[start of RAW RECORDS]

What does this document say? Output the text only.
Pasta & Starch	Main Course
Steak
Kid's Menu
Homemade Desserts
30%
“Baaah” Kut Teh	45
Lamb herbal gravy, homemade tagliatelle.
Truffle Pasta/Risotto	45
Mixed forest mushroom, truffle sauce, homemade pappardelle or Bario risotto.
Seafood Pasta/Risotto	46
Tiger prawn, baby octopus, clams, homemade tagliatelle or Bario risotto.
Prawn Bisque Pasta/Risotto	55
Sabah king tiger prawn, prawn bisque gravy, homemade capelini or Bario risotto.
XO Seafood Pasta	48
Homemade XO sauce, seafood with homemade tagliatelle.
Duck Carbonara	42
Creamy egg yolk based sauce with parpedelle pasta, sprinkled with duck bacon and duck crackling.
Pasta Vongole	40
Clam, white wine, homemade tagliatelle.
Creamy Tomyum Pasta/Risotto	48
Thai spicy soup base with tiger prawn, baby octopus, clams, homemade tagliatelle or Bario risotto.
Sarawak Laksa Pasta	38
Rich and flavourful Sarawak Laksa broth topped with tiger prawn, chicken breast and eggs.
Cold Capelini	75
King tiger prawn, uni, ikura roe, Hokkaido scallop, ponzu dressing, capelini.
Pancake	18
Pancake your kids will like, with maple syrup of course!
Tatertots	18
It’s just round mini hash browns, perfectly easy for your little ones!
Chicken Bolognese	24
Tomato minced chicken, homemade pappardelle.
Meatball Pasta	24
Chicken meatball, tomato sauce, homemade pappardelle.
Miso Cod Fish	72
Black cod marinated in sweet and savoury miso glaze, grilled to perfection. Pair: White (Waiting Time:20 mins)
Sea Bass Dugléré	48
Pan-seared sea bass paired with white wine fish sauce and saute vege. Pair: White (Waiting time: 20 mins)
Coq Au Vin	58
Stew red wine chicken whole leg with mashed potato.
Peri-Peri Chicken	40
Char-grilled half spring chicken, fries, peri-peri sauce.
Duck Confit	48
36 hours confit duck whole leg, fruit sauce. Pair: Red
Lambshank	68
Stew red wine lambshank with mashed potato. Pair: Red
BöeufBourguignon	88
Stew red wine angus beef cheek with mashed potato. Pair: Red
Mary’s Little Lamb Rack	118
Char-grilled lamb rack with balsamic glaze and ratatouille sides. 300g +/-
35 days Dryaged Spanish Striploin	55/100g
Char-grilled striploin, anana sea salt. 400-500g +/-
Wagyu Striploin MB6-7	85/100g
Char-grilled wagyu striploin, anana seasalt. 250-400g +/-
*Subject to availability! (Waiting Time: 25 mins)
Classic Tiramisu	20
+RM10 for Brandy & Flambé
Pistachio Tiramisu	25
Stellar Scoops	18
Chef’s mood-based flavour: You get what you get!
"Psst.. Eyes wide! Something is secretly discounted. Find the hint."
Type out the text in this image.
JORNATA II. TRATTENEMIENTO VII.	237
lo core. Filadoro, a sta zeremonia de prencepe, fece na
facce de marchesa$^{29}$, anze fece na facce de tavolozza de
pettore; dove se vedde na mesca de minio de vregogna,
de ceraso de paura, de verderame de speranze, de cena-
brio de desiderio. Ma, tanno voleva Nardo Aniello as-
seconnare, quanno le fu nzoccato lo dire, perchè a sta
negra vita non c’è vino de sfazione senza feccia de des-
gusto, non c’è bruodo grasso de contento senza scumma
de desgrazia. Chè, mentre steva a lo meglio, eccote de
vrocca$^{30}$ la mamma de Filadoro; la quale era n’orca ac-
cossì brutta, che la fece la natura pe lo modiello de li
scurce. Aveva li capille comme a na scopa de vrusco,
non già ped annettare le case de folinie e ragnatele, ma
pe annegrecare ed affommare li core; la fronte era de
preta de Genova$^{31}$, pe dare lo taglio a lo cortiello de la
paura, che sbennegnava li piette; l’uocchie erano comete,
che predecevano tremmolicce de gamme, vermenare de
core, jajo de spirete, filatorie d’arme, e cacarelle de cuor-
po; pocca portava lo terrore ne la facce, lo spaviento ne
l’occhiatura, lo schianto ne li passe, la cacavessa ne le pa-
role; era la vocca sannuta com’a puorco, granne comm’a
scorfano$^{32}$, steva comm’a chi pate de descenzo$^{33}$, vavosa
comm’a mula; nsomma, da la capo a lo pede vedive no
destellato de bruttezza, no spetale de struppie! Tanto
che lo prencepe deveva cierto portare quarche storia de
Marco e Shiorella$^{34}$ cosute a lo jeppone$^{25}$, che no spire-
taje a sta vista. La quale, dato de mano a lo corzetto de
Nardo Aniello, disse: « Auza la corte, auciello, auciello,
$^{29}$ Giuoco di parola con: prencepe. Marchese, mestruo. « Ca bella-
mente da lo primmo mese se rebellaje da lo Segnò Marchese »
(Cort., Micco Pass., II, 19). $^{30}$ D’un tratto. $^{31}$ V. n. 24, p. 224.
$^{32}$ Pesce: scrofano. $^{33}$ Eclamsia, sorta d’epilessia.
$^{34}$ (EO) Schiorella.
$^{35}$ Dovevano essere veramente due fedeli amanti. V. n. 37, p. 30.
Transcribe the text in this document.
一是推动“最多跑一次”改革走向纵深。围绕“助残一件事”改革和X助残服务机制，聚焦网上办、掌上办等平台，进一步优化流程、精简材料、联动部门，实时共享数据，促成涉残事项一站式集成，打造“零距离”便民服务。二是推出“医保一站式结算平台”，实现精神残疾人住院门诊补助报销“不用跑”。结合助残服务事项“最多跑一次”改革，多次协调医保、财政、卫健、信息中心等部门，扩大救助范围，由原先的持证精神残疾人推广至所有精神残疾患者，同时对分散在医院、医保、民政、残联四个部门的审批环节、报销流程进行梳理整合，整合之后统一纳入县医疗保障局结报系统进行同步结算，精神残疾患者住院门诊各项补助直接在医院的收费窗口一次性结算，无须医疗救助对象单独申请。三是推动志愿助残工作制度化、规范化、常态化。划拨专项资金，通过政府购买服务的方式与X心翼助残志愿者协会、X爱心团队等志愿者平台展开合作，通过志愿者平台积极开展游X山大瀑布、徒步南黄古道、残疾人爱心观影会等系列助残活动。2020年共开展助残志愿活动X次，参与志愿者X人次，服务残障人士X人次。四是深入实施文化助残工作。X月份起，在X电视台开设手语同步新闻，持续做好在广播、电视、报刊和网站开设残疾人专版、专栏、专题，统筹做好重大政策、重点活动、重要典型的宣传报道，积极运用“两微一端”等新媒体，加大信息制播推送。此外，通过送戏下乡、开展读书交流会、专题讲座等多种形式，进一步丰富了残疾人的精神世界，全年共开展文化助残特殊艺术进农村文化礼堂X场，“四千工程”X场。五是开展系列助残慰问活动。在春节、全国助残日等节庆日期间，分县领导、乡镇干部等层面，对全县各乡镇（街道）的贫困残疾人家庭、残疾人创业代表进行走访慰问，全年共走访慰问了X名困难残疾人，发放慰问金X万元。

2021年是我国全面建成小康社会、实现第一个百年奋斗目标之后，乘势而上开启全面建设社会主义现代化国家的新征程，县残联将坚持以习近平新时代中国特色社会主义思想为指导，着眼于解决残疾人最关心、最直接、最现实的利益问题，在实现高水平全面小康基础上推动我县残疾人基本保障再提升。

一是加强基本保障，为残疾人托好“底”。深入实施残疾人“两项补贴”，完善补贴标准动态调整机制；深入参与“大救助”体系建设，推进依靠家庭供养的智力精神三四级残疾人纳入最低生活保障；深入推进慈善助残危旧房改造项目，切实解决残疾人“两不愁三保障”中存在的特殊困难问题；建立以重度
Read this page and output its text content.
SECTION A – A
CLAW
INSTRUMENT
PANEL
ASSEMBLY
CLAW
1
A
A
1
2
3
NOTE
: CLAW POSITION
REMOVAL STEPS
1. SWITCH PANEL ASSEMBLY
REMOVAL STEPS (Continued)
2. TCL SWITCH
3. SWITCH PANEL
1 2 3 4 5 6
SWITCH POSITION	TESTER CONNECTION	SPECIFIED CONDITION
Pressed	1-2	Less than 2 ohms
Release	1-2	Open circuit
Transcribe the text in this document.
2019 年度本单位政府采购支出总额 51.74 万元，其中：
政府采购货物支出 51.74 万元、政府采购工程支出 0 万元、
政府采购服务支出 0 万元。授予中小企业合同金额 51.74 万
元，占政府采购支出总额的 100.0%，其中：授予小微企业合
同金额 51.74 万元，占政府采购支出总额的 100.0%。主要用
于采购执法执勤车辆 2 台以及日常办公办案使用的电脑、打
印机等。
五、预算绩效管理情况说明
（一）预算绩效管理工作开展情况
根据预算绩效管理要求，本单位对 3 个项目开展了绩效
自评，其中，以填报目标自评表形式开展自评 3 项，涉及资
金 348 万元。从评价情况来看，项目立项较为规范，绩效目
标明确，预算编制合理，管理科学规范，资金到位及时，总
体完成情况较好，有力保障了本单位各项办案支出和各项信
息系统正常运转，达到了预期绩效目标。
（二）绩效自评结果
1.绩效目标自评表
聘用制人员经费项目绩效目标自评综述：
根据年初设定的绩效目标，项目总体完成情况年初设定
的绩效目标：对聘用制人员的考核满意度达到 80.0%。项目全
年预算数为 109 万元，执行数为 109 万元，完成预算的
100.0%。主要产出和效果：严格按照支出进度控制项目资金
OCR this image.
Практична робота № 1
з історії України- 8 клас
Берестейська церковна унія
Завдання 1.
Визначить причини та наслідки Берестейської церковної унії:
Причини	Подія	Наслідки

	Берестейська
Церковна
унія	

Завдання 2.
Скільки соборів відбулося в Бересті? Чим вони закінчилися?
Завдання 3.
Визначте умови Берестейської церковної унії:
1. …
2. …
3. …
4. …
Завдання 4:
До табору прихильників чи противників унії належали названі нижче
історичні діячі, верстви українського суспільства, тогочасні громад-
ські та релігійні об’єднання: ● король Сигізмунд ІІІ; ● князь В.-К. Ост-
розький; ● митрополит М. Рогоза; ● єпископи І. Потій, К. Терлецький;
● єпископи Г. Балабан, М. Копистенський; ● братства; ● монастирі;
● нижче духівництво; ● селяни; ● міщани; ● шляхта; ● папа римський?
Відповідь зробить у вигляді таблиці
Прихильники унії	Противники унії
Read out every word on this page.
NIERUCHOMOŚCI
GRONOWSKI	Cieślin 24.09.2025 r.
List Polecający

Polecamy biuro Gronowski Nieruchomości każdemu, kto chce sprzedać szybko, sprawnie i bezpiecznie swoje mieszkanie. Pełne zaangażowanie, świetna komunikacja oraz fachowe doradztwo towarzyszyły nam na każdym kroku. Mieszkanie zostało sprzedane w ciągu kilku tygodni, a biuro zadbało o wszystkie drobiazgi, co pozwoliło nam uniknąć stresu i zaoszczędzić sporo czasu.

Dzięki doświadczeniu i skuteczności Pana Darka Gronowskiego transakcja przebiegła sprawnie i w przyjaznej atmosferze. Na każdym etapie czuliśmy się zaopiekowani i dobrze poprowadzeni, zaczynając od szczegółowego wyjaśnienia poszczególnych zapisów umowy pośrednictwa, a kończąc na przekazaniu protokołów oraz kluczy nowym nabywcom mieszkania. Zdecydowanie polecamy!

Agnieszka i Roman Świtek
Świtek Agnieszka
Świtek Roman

[end of RAW RECORDS]

Collect the lines of the records that include the string "єпископи".

розький; ● митрополит М. Рогоза; ● єпископи І. Потій, К. Терлецький;
● єпископи Г. Балабан, М. Копистенський; ● братства; ● монастирі;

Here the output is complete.